-- BEGIN Material for this exercise --

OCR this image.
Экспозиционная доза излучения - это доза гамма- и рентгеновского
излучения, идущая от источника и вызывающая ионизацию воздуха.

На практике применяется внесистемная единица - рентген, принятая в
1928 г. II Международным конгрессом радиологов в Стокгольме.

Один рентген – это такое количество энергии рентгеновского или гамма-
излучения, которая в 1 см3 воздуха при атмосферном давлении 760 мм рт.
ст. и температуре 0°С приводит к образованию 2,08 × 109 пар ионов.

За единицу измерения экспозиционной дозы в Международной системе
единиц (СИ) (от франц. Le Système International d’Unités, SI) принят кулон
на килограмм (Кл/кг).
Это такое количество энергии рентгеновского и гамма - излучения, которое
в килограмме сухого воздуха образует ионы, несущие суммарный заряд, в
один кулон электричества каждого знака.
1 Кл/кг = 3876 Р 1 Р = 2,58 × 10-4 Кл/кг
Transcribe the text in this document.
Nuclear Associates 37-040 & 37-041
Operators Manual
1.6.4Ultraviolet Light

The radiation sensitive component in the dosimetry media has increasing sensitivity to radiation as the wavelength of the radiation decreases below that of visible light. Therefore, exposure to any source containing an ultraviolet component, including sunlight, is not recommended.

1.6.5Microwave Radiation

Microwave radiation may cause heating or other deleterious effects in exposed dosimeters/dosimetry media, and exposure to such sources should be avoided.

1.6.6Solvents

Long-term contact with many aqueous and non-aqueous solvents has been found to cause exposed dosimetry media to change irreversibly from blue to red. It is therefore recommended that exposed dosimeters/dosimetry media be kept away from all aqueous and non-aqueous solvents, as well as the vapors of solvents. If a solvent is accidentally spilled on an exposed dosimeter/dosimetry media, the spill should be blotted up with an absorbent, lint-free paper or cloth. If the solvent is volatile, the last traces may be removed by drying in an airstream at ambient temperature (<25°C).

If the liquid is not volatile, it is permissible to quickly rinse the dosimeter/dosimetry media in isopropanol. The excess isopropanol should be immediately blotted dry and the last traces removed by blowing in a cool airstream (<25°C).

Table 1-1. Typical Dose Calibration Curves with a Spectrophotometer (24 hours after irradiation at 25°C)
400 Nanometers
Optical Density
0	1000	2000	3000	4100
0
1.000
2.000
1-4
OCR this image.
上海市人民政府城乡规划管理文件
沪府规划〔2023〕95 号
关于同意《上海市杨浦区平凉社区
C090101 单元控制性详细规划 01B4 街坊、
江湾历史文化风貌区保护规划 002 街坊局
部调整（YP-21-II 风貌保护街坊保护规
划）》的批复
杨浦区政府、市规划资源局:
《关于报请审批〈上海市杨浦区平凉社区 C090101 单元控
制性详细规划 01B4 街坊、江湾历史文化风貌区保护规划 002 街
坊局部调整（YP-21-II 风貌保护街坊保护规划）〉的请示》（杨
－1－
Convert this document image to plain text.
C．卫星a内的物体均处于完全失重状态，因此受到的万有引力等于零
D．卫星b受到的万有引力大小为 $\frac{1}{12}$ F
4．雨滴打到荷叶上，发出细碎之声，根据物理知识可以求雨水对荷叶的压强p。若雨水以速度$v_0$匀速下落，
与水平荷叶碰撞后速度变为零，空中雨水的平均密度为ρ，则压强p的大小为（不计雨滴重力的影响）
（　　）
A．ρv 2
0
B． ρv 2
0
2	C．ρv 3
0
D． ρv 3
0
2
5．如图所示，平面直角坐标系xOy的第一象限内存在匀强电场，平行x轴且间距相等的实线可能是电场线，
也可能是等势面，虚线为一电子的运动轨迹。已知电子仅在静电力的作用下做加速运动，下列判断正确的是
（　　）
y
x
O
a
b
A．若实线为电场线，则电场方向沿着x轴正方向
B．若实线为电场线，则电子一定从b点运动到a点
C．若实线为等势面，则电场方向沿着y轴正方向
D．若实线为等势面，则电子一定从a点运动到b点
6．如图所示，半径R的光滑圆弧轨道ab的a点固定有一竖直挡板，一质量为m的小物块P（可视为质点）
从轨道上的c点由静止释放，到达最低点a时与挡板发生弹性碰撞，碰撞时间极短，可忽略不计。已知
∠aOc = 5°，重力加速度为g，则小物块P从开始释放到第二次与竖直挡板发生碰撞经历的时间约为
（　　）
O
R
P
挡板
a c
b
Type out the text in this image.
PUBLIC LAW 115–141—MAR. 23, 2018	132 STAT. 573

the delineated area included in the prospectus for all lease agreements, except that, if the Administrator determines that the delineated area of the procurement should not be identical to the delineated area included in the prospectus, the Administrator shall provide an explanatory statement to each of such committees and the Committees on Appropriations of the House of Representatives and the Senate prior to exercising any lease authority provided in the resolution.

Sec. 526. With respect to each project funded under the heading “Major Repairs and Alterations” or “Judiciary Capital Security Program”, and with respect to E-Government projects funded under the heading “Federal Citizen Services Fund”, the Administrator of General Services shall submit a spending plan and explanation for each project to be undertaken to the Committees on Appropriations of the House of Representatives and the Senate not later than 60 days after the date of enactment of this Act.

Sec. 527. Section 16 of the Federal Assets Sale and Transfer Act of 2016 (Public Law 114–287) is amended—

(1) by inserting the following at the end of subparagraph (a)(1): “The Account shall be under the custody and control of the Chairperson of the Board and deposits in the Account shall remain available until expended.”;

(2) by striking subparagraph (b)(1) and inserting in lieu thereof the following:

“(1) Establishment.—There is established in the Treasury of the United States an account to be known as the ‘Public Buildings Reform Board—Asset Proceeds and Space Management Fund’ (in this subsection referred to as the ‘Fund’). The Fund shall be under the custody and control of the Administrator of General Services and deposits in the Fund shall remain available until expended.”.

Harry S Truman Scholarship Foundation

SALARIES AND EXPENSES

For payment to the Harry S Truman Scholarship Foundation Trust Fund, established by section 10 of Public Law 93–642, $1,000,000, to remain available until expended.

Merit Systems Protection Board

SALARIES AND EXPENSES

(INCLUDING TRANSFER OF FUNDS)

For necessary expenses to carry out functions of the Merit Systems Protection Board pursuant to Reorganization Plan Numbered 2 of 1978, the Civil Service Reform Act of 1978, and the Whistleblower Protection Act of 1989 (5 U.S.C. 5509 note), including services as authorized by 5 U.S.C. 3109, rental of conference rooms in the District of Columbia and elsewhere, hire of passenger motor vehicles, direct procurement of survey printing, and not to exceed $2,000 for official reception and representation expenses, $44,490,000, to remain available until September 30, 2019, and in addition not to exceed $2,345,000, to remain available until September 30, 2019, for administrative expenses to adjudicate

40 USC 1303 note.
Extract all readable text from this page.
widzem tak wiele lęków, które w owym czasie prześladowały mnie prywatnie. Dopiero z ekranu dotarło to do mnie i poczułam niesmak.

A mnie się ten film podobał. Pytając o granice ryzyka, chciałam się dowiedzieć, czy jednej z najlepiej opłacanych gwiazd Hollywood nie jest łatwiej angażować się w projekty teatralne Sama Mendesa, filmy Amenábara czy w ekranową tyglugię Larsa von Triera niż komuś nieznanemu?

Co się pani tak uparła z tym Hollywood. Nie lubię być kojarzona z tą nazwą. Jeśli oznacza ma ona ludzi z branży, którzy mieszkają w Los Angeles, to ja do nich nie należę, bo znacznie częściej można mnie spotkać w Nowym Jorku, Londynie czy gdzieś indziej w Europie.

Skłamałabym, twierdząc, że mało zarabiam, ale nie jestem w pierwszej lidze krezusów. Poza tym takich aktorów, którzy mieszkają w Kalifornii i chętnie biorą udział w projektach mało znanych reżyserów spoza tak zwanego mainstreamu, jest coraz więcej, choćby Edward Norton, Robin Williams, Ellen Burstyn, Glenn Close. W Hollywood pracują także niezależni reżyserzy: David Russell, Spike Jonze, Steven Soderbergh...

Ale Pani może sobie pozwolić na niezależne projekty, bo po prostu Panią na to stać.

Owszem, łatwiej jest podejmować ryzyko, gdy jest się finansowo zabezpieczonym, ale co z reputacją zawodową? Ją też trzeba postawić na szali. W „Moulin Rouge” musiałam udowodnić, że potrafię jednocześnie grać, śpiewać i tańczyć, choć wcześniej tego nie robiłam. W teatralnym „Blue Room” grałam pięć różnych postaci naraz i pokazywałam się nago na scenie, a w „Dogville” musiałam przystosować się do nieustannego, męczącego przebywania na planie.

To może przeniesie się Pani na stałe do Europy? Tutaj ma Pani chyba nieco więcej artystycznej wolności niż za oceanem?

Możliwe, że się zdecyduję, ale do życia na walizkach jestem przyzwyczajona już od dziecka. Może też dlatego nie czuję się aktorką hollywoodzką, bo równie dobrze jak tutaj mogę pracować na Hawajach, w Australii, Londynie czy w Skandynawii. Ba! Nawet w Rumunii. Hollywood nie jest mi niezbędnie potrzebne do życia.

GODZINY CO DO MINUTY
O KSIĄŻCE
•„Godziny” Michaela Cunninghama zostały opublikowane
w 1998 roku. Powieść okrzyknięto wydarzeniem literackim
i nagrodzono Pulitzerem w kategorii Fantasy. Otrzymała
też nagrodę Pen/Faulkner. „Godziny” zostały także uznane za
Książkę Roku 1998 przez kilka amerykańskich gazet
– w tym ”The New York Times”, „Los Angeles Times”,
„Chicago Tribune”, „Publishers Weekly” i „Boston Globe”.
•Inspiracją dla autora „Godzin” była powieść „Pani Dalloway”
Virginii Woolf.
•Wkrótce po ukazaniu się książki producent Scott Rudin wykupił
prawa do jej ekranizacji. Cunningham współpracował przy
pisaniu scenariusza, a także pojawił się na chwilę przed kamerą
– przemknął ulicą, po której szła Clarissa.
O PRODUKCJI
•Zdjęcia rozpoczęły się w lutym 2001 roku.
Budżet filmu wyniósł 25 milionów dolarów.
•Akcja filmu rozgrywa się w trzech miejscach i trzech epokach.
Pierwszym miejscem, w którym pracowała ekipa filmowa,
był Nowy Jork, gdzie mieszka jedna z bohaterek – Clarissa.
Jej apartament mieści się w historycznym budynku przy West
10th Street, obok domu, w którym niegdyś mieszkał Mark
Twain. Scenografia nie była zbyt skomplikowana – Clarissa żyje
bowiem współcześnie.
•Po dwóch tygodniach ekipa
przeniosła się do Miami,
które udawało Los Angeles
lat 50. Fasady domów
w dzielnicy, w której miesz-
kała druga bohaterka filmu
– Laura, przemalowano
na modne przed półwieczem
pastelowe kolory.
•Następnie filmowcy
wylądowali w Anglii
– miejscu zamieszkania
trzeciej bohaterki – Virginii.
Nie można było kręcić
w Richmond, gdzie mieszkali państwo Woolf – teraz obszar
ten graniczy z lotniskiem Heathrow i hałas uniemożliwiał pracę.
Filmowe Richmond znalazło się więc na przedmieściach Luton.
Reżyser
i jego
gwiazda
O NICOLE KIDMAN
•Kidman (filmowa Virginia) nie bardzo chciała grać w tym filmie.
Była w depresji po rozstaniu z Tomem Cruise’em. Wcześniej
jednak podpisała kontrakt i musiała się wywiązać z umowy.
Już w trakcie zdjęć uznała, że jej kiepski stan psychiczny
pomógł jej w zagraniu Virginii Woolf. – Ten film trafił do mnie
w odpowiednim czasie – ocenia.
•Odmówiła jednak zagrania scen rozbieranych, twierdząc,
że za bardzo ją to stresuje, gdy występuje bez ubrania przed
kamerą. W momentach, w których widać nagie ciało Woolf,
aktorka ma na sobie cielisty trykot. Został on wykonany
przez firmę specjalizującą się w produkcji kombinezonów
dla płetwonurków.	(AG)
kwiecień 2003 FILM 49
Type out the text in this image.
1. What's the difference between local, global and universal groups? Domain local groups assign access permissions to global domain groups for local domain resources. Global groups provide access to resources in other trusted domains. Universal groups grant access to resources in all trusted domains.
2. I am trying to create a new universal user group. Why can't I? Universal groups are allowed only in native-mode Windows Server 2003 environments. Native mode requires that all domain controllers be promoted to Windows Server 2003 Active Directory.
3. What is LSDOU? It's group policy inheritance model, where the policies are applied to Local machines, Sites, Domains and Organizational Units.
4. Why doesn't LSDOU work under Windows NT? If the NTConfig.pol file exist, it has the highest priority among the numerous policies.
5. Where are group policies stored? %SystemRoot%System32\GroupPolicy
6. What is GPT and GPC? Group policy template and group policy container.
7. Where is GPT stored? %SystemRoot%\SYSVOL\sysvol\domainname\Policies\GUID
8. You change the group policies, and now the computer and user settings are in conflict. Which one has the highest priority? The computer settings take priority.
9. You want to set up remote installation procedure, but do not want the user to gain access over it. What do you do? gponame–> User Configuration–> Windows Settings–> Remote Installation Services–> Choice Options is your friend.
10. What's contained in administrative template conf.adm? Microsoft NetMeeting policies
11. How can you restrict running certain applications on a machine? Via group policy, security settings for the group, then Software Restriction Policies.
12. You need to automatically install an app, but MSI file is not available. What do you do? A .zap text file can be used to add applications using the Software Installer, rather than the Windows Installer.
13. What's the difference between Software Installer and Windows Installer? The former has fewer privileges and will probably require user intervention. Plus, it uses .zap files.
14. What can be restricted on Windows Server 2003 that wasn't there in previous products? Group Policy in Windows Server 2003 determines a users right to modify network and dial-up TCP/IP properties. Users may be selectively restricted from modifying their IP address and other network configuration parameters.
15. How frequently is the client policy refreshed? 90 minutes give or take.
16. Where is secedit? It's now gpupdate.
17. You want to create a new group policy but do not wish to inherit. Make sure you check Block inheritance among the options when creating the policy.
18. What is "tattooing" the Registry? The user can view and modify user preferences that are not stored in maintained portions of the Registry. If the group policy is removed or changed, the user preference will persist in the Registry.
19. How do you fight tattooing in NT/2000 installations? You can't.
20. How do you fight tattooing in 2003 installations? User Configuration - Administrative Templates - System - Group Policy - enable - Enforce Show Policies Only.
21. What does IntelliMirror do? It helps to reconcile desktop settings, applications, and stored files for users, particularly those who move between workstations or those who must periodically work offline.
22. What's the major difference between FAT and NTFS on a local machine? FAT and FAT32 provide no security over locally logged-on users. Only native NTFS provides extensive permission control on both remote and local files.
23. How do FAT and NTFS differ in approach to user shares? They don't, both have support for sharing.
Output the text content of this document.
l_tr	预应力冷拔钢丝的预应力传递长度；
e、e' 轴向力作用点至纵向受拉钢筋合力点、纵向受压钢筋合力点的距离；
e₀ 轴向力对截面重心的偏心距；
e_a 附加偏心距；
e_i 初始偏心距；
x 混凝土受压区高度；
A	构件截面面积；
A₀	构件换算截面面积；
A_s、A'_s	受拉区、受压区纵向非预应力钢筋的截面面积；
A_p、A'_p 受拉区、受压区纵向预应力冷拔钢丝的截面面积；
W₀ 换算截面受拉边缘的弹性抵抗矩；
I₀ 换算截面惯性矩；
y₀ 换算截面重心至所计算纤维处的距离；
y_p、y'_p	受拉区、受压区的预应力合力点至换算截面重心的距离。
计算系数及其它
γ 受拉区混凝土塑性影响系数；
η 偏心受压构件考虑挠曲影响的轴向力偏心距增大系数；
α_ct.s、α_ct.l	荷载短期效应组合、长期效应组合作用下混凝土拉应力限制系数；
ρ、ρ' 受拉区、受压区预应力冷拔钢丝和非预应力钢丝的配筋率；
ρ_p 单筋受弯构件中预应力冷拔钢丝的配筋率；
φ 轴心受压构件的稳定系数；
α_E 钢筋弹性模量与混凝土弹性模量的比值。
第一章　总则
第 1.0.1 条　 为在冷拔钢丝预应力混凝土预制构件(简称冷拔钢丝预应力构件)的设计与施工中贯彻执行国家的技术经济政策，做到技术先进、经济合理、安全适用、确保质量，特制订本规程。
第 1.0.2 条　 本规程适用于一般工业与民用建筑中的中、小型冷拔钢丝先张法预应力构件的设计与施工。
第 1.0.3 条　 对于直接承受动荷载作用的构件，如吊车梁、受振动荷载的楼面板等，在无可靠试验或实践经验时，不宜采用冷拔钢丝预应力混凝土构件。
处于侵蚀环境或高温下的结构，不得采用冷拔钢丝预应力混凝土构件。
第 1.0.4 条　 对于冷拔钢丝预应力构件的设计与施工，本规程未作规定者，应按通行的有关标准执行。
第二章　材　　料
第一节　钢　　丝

-- END Material for this exercise --

What you have to do –
Of the lines in the entries, how many include the word "installations"? State only the number.

Response to this task –
2